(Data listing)
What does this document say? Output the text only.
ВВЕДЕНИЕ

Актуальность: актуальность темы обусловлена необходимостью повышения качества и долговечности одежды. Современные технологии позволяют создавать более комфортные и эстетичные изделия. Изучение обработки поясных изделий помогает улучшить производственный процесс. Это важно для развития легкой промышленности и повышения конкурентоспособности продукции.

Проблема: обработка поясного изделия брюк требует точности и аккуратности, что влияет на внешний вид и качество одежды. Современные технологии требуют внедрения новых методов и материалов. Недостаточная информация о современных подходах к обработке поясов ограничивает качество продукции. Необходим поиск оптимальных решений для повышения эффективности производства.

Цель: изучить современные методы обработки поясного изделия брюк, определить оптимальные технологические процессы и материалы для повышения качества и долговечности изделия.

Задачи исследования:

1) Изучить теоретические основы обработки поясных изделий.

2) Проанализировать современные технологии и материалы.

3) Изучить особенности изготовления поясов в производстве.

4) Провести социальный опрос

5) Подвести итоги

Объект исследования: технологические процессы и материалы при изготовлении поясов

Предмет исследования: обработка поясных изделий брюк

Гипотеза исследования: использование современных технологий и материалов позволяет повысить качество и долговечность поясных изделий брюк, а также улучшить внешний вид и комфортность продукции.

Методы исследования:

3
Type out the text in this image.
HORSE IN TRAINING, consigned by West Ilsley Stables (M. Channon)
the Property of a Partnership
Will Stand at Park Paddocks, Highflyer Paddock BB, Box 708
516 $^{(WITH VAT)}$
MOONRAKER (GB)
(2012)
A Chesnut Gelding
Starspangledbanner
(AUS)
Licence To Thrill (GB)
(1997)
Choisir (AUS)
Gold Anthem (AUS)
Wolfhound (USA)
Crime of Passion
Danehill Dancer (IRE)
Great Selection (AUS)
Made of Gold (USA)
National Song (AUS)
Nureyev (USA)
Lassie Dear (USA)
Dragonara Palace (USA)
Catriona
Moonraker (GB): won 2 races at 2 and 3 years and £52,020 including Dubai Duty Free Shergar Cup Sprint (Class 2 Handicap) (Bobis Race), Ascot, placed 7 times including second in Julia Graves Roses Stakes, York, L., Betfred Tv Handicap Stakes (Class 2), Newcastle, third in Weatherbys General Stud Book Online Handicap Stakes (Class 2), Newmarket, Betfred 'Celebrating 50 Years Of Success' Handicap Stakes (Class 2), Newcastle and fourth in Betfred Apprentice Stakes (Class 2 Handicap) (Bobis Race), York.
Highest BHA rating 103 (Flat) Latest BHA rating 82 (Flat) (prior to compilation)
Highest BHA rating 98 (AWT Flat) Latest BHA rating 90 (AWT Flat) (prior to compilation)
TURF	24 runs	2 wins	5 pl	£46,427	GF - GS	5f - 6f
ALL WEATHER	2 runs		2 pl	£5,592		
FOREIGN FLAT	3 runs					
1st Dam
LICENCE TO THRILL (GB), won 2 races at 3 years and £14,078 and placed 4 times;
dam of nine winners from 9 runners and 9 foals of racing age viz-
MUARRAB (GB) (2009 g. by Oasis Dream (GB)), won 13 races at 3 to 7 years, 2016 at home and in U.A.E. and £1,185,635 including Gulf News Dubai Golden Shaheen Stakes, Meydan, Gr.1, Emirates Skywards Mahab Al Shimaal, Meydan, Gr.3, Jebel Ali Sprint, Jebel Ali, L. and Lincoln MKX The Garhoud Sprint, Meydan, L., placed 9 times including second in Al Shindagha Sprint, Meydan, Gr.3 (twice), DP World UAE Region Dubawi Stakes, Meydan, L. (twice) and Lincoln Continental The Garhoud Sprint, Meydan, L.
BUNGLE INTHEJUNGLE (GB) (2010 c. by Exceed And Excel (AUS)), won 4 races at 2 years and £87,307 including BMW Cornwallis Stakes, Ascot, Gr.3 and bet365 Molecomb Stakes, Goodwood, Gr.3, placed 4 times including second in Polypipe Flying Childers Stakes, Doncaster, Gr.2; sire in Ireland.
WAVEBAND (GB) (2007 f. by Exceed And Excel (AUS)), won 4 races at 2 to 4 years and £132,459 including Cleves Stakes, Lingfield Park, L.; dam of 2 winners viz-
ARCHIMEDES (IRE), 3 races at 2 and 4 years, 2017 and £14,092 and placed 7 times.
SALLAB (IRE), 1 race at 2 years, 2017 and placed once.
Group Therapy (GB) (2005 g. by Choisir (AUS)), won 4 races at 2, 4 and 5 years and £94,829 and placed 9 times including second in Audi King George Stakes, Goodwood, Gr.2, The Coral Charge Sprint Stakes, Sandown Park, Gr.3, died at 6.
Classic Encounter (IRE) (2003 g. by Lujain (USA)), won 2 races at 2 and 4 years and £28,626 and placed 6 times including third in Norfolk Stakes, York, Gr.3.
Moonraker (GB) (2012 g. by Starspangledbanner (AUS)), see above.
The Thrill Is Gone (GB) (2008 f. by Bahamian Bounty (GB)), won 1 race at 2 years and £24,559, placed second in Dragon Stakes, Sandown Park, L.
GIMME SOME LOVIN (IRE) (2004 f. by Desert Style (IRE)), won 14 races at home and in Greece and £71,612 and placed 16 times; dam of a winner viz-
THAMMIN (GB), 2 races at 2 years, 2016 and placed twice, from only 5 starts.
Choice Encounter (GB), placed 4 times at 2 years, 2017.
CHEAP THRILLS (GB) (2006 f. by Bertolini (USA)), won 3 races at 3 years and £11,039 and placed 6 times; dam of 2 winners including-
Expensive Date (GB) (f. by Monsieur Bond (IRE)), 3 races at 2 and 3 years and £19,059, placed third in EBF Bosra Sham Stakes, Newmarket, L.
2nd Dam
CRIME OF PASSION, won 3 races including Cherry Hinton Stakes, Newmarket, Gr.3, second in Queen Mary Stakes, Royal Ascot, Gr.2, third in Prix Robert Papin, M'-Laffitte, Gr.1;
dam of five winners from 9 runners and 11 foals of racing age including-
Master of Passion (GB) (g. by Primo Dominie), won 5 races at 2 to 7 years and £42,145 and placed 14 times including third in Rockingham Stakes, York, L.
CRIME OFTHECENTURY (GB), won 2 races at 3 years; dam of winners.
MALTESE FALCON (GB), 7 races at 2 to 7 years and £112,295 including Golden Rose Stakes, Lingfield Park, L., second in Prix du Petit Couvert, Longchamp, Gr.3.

[EXERCISE]:
Print the records once more, exactly as they were given.

[SOLUTION TO THIS PROBLEM]:
What does this document say? Output the text only.
ВВЕДЕНИЕ

Актуальность: актуальность темы обусловлена необходимостью повышения качества и долговечности одежды. Современные технологии позволяют создавать более комфортные и эстетичные изделия. Изучение обработки поясных изделий помогает улучшить производственный процесс. Это важно для развития легкой промышленности и повышения конкурентоспособности продукции.

Проблема: обработка поясного изделия брюк требует точности и аккуратности, что влияет на внешний вид и качество одежды. Современные технологии требуют внедрения новых методов и материалов. Недостаточная информация о современных подходах к обработке поясов ограничивает качество продукции. Необходим поиск оптимальных решений для повышения эффективности производства.

Цель: изучить современные методы обработки поясного изделия брюк, определить оптимальные технологические процессы и материалы для повышения качества и долговечности изделия.

Задачи исследования:

1) Изучить теоретические основы обработки поясных изделий.

2) Проанализировать современные технологии и материалы.

3) Изучить особенности изготовления поясов в производстве.

4) Провести социальный опрос

5) Подвести итоги

Объект исследования: технологические процессы и материалы при изготовлении поясов

Предмет исследования: обработка поясных изделий брюк

Гипотеза исследования: использование современных технологий и материалов позволяет повысить качество и долговечность поясных изделий брюк, а также улучшить внешний вид и комфортность продукции.

Методы исследования:

3
Type out the text in this image.
HORSE IN TRAINING, consigned by West Ilsley Stables (M. Channon)
the Property of a Partnership
Will Stand at Park Paddocks, Highflyer Paddock BB, Box 708
516 $^{(WITH VAT)}$
MOONRAKER (GB)
(2012)
A Chesnut Gelding
Starspangledbanner
(AUS)
Licence To Thrill (GB)
(1997)
Choisir (AUS)
Gold Anthem (AUS)
Wolfhound (USA)
Crime of Passion
Danehill Dancer (IRE)
Great Selection (AUS)
Made of Gold (USA)
National Song (AUS)
Nureyev (USA)
Lassie Dear (USA)
Dragonara Palace (USA)
Catriona
Moonraker (GB): won 2 races at 2 and 3 years and £52,020 including Dubai Duty Free Shergar Cup Sprint (Class 2 Handicap) (Bobis Race), Ascot, placed 7 times including second in Julia Graves Roses Stakes, York, L., Betfred Tv Handicap Stakes (Class 2), Newcastle, third in Weatherbys General Stud Book Online Handicap Stakes (Class 2), Newmarket, Betfred 'Celebrating 50 Years Of Success' Handicap Stakes (Class 2), Newcastle and fourth in Betfred Apprentice Stakes (Class 2 Handicap) (Bobis Race), York.
Highest BHA rating 103 (Flat) Latest BHA rating 82 (Flat) (prior to compilation)
Highest BHA rating 98 (AWT Flat) Latest BHA rating 90 (AWT Flat) (prior to compilation)
TURF	24 runs	2 wins	5 pl	£46,427	GF - GS	5f - 6f
ALL WEATHER	2 runs		2 pl	£5,592		
FOREIGN FLAT	3 runs					
1st Dam
LICENCE TO THRILL (GB), won 2 races at 3 years and £14,078 and placed 4 times;
dam of nine winners from 9 runners and 9 foals of racing age viz-
MUARRAB (GB) (2009 g. by Oasis Dream (GB)), won 13 races at 3 to 7 years, 2016 at home and in U.A.E. and £1,185,635 including Gulf News Dubai Golden Shaheen Stakes, Meydan, Gr.1, Emirates Skywards Mahab Al Shimaal, Meydan, Gr.3, Jebel Ali Sprint, Jebel Ali, L. and Lincoln MKX The Garhoud Sprint, Meydan, L., placed 9 times including second in Al Shindagha Sprint, Meydan, Gr.3 (twice), DP World UAE Region Dubawi Stakes, Meydan, L. (twice) and Lincoln Continental The Garhoud Sprint, Meydan, L.
BUNGLE INTHEJUNGLE (GB) (2010 c. by Exceed And Excel (AUS)), won 4 races at 2 years and £87,307 including BMW Cornwallis Stakes, Ascot, Gr.3 and bet365 Molecomb Stakes, Goodwood, Gr.3, placed 4 times including second in Polypipe Flying Childers Stakes, Doncaster, Gr.2; sire in Ireland.
WAVEBAND (GB) (2007 f. by Exceed And Excel (AUS)), won 4 races at 2 to 4 years and £132,459 including Cleves Stakes, Lingfield Park, L.; dam of 2 winners viz-
ARCHIMEDES (IRE), 3 races at 2 and 4 years, 2017 and £14,092 and placed 7 times.
SALLAB (IRE), 1 race at 2 years, 2017 and placed once.
Group Therapy (GB) (2005 g. by Choisir (AUS)), won 4 races at 2, 4 and 5 years and £94,829 and placed 9 times including second in Audi King George Stakes, Goodwood, Gr.2, The Coral Charge Sprint Stakes, Sandown Park, Gr.3, died at 6.
Classic Encounter (IRE) (2003 g. by Lujain (USA)), won 2 races at 2 and 4 years and £28,626 and placed 6 times including third in Norfolk Stakes, York, Gr.3.
Moonraker (GB) (2012 g. by Starspangledbanner (AUS)), see above.
The Thrill Is Gone (GB) (2008 f. by Bahamian Bounty (GB)), won 1 race at 2 years and £24,559, placed second in Dragon Stakes, Sandown Park, L.
GIMME SOME LOVIN (IRE) (2004 f. by Desert Style (IRE)), won 14 races at home and in Greece and £71,612 and placed 16 times; dam of a winner viz-
THAMMIN (GB), 2 races at 2 years, 2016 and placed twice, from only 5 starts.
Choice Encounter (GB), placed 4 times at 2 years, 2017.
CHEAP THRILLS (GB) (2006 f. by Bertolini (USA)), won 3 races at 3 years and £11,039 and placed 6 times; dam of 2 winners including-
Expensive Date (GB) (f. by Monsieur Bond (IRE)), 3 races at 2 and 3 years and £19,059, placed third in EBF Bosra Sham Stakes, Newmarket, L.
2nd Dam
CRIME OF PASSION, won 3 races including Cherry Hinton Stakes, Newmarket, Gr.3, second in Queen Mary Stakes, Royal Ascot, Gr.2, third in Prix Robert Papin, M'-Laffitte, Gr.1;
dam of five winners from 9 runners and 11 foals of racing age including-
Master of Passion (GB) (g. by Primo Dominie), won 5 races at 2 to 7 years and £42,145 and placed 14 times including third in Rockingham Stakes, York, L.
CRIME OFTHECENTURY (GB), won 2 races at 3 years; dam of winners.
MALTESE FALCON (GB), 7 races at 2 to 7 years and £112,295 including Golden Rose Stakes, Lingfield Park, L., second in Prix du Petit Couvert, Longchamp, Gr.3.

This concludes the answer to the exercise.